═════ Supplied data ═════
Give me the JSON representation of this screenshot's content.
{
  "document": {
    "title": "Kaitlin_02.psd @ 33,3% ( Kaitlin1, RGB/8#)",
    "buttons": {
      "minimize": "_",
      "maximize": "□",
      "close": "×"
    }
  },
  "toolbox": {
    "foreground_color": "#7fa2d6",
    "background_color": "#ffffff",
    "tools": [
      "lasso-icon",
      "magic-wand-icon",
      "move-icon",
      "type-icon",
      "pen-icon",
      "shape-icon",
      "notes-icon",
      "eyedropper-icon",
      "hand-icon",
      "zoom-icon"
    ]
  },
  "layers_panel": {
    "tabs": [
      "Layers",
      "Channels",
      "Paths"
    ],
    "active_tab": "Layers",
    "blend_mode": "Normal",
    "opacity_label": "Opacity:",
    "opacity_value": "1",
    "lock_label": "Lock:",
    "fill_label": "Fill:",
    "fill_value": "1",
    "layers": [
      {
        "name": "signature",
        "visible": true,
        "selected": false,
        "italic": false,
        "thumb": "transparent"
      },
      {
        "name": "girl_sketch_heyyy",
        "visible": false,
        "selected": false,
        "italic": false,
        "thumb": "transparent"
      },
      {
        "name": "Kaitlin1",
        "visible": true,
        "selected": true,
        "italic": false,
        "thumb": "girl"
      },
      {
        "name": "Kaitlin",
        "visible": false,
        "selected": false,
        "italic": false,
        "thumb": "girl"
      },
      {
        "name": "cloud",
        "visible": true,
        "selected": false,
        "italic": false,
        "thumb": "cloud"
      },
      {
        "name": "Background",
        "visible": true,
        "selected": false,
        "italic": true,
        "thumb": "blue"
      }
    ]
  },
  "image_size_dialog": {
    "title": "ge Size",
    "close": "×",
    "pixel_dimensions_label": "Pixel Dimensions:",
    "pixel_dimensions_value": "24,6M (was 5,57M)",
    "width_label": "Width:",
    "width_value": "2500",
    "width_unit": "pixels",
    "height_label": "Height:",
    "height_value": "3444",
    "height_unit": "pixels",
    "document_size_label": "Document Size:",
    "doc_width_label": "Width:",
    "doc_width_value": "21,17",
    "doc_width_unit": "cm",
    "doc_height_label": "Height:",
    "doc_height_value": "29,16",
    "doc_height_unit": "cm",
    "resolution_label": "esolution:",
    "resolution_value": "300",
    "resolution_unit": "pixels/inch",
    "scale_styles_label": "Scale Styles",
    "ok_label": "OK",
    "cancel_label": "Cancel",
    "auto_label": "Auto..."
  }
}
═════
Your goal
Retype the listing. Match it exactly.

Output
Give me the JSON representation of this screenshot's content.
{
  "document": {
    "title": "Kaitlin_02.psd @ 33,3% ( Kaitlin1, RGB/8#)",
    "buttons": {
      "minimize": "_",
      "maximize": "□",
      "close": "×"
    }
  },
  "toolbox": {
    "foreground_color": "#7fa2d6",
    "background_color": "#ffffff",
    "tools": [
      "lasso-icon",
      "magic-wand-icon",
      "move-icon",
      "type-icon",
      "pen-icon",
      "shape-icon",
      "notes-icon",
      "eyedropper-icon",
      "hand-icon",
      "zoom-icon"
    ]
  },
  "layers_panel": {
    "tabs": [
      "Layers",
      "Channels",
      "Paths"
    ],
    "active_tab": "Layers",
    "blend_mode": "Normal",
    "opacity_label": "Opacity:",
    "opacity_value": "1",
    "lock_label": "Lock:",
    "fill_label": "Fill:",
    "fill_value": "1",
    "layers": [
      {
        "name": "signature",
        "visible": true,
        "selected": false,
        "italic": false,
        "thumb": "transparent"
      },
      {
        "name": "girl_sketch_heyyy",
        "visible": false,
        "selected": false,
        "italic": false,
        "thumb": "transparent"
      },
      {
        "name": "Kaitlin1",
        "visible": true,
        "selected": true,
        "italic": false,
        "thumb": "girl"
      },
      {
        "name": "Kaitlin",
        "visible": false,
        "selected": false,
        "italic": false,
        "thumb": "girl"
      },
      {
        "name": "cloud",
        "visible": true,
        "selected": false,
        "italic": false,
        "thumb": "cloud"
      },
      {
        "name": "Background",
        "visible": true,
        "selected": false,
        "italic": true,
        "thumb": "blue"
      }
    ]
  },
  "image_size_dialog": {
    "title": "ge Size",
    "close": "×",
    "pixel_dimensions_label": "Pixel Dimensions:",
    "pixel_dimensions_value": "24,6M (was 5,57M)",
    "width_label": "Width:",
    "width_value": "2500",
    "width_unit": "pixels",
    "height_label": "Height:",
    "height_value": "3444",
    "height_unit": "pixels",
    "document_size_label": "Document Size:",
    "doc_width_label": "Width:",
    "doc_width_value": "21,17",
    "doc_width_unit": "cm",
    "doc_height_label": "Height:",
    "doc_height_value": "29,16",
    "doc_height_unit": "cm",
    "resolution_label": "esolution:",
    "resolution_value": "300",
    "resolution_unit": "pixels/inch",
    "scale_styles_label": "Scale Styles",
    "ok_label": "OK",
    "cancel_label": "Cancel",
    "auto_label": "Auto..."
  }
}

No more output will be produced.